Working data:
----------------
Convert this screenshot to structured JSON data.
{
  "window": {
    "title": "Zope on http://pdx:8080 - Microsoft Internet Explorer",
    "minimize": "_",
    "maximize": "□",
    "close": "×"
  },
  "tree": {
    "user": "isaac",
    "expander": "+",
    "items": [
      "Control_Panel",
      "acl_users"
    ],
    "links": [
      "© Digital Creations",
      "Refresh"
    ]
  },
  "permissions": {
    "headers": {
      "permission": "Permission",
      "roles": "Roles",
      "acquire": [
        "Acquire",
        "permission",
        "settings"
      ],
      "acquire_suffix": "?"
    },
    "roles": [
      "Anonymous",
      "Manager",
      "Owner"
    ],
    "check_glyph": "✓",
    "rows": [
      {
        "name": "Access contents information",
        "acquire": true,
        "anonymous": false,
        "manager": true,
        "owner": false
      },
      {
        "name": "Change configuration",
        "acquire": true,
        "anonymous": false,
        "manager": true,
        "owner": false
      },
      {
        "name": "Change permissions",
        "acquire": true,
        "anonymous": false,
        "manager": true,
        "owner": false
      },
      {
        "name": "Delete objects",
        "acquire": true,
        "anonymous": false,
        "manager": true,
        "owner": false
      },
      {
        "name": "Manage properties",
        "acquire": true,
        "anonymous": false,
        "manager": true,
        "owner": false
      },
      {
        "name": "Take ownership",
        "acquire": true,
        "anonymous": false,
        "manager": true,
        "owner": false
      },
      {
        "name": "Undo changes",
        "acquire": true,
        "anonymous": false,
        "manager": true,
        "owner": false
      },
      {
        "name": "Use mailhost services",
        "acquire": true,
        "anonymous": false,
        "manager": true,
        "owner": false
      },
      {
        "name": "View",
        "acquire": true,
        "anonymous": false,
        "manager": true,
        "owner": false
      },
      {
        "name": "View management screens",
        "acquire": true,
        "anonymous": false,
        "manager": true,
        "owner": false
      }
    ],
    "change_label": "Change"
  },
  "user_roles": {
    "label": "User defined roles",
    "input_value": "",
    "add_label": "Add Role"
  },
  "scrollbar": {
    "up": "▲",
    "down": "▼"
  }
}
----------------
Challenge: Write out every entry word for word.

Task solution:
Convert this screenshot to structured JSON data.
{
  "window": {
    "title": "Zope on http://pdx:8080 - Microsoft Internet Explorer",
    "minimize": "_",
    "maximize": "□",
    "close": "×"
  },
  "tree": {
    "user": "isaac",
    "expander": "+",
    "items": [
      "Control_Panel",
      "acl_users"
    ],
    "links": [
      "© Digital Creations",
      "Refresh"
    ]
  },
  "permissions": {
    "headers": {
      "permission": "Permission",
      "roles": "Roles",
      "acquire": [
        "Acquire",
        "permission",
        "settings"
      ],
      "acquire_suffix": "?"
    },
    "roles": [
      "Anonymous",
      "Manager",
      "Owner"
    ],
    "check_glyph": "✓",
    "rows": [
      {
        "name": "Access contents information",
        "acquire": true,
        "anonymous": false,
        "manager": true,
        "owner": false
      },
      {
        "name": "Change configuration",
        "acquire": true,
        "anonymous": false,
        "manager": true,
        "owner": false
      },
      {
        "name": "Change permissions",
        "acquire": true,
        "anonymous": false,
        "manager": true,
        "owner": false
      },
      {
        "name": "Delete objects",
        "acquire": true,
        "anonymous": false,
        "manager": true,
        "owner": false
      },
      {
        "name": "Manage properties",
        "acquire": true,
        "anonymous": false,
        "manager": true,
        "owner": false
      },
      {
        "name": "Take ownership",
        "acquire": true,
        "anonymous": false,
        "manager": true,
        "owner": false
      },
      {
        "name": "Undo changes",
        "acquire": true,
        "anonymous": false,
        "manager": true,
        "owner": false
      },
      {
        "name": "Use mailhost services",
        "acquire": true,
        "anonymous": false,
        "manager": true,
        "owner": false
      },
      {
        "name": "View",
        "acquire": true,
        "anonymous": false,
        "manager": true,
        "owner": false
      },
      {
        "name": "View management screens",
        "acquire": true,
        "anonymous": false,
        "manager": true,
        "owner": false
      }
    ],
    "change_label": "Change"
  },
  "user_roles": {
    "label": "User defined roles",
    "input_value": "",
    "add_label": "Add Role"
  },
  "scrollbar": {
    "up": "▲",
    "down": "▼"
  }
}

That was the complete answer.